[Data lines start]

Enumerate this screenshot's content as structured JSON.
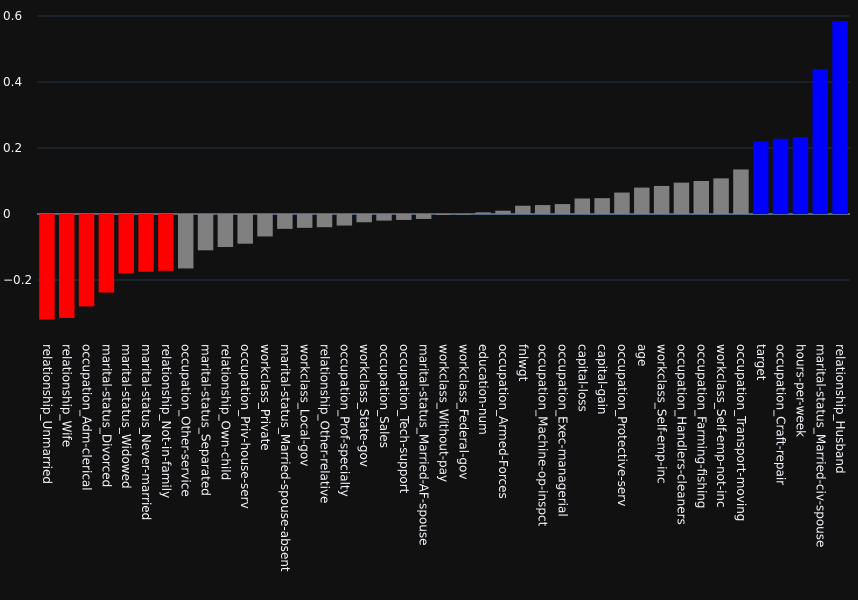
{
  "colors": {
    "background": "#111111",
    "grid": "#283442",
    "text": "#f2f5fa",
    "negative_top": "#ff0000",
    "neutral": "#808080",
    "positive_top": "#0000ff"
  },
  "chart_data": {
    "type": "bar",
    "title": "",
    "xlabel": "",
    "ylabel": "",
    "ylim": [
      -0.33,
      0.6
    ],
    "yticks": [
      -0.2,
      0,
      0.2,
      0.4,
      0.6
    ],
    "ytick_labels": [
      "−0.2",
      "0",
      "0.2",
      "0.4",
      "0.6"
    ],
    "grid": true,
    "categories": [
      "relationship_Unmarried",
      "relationship_Wife",
      "occupation_Adm-clerical",
      "marital-status_Divorced",
      "marital-status_Widowed",
      "marital-status_Never-married",
      "relationship_Not-in-family",
      "occupation_Other-service",
      "marital-status_Separated",
      "relationship_Own-child",
      "occupation_Priv-house-serv",
      "workclass_Private",
      "marital-status_Married-spouse-absent",
      "workclass_Local-gov",
      "relationship_Other-relative",
      "occupation_Prof-specialty",
      "workclass_State-gov",
      "occupation_Sales",
      "occupation_Tech-support",
      "marital-status_Married-AF-spouse",
      "workclass_Without-pay",
      "workclass_Federal-gov",
      "education-num",
      "occupation_Armed-Forces",
      "fnlwgt",
      "occupation_Machine-op-inspct",
      "occupation_Exec-managerial",
      "capital-loss",
      "capital-gain",
      "occupation_Protective-serv",
      "age",
      "workclass_Self-emp-inc",
      "occupation_Handlers-cleaners",
      "occupation_Farming-fishing",
      "workclass_Self-emp-not-inc",
      "occupation_Transport-moving",
      "target",
      "occupation_Craft-repair",
      "hours-per-week",
      "marital-status_Married-civ-spouse",
      "relationship_Husband"
    ],
    "values": [
      -0.32,
      -0.315,
      -0.28,
      -0.238,
      -0.18,
      -0.175,
      -0.172,
      -0.165,
      -0.11,
      -0.1,
      -0.09,
      -0.068,
      -0.045,
      -0.042,
      -0.04,
      -0.035,
      -0.025,
      -0.02,
      -0.018,
      -0.015,
      -0.003,
      -0.002,
      0.005,
      0.01,
      0.025,
      0.027,
      0.03,
      0.047,
      0.048,
      0.065,
      0.08,
      0.085,
      0.095,
      0.1,
      0.108,
      0.135,
      0.22,
      0.228,
      0.233,
      0.438,
      0.585
    ],
    "bar_colors": [
      "#ff0000",
      "#ff0000",
      "#ff0000",
      "#ff0000",
      "#ff0000",
      "#ff0000",
      "#ff0000",
      "#808080",
      "#808080",
      "#808080",
      "#808080",
      "#808080",
      "#808080",
      "#808080",
      "#808080",
      "#808080",
      "#808080",
      "#808080",
      "#808080",
      "#808080",
      "#808080",
      "#808080",
      "#808080",
      "#808080",
      "#808080",
      "#808080",
      "#808080",
      "#808080",
      "#808080",
      "#808080",
      "#808080",
      "#808080",
      "#808080",
      "#808080",
      "#808080",
      "#808080",
      "#0000ff",
      "#0000ff",
      "#0000ff",
      "#0000ff",
      "#0000ff"
    ]
  }
}
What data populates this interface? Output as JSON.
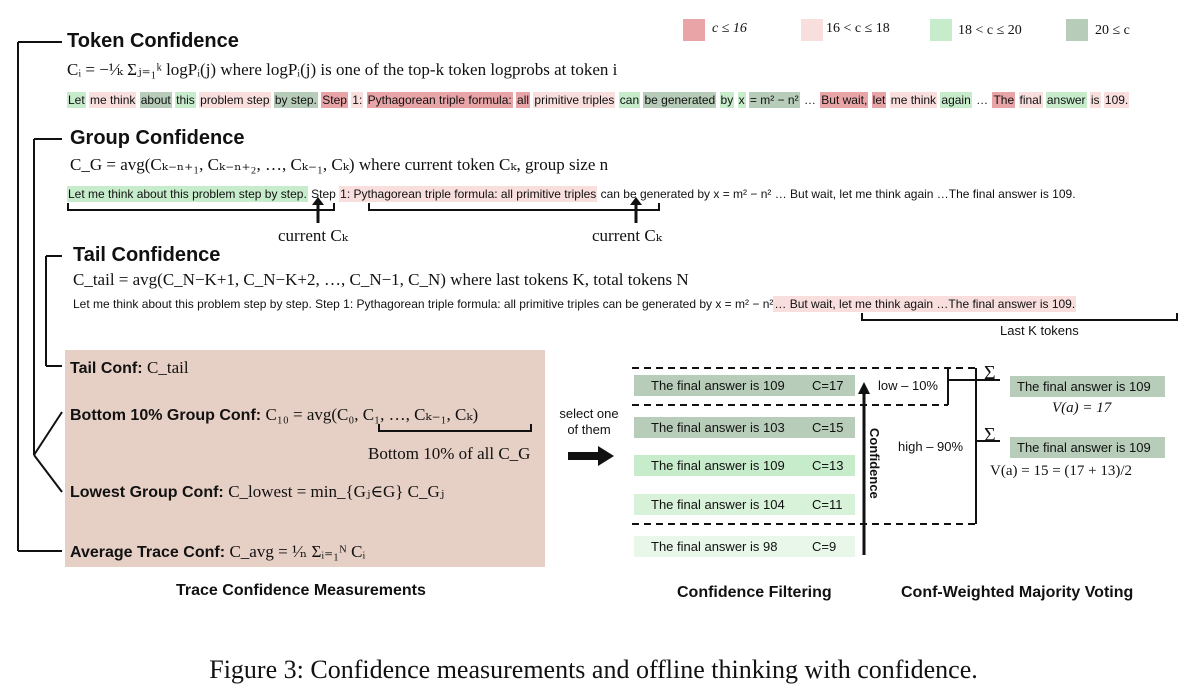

[Data lines end]

• **Exercise instructions**: Wherever the word "marital" occurs in a line of the listing, copy that line.

• **Written solution**:
      "marital-status_Divorced",
      "marital-status_Widowed",
      "marital-status_Never-married",
      "marital-status_Separated",
      "marital-status_Married-spouse-absent",
      "marital-status_Married-AF-spouse",
      "marital-status_Married-civ-spouse",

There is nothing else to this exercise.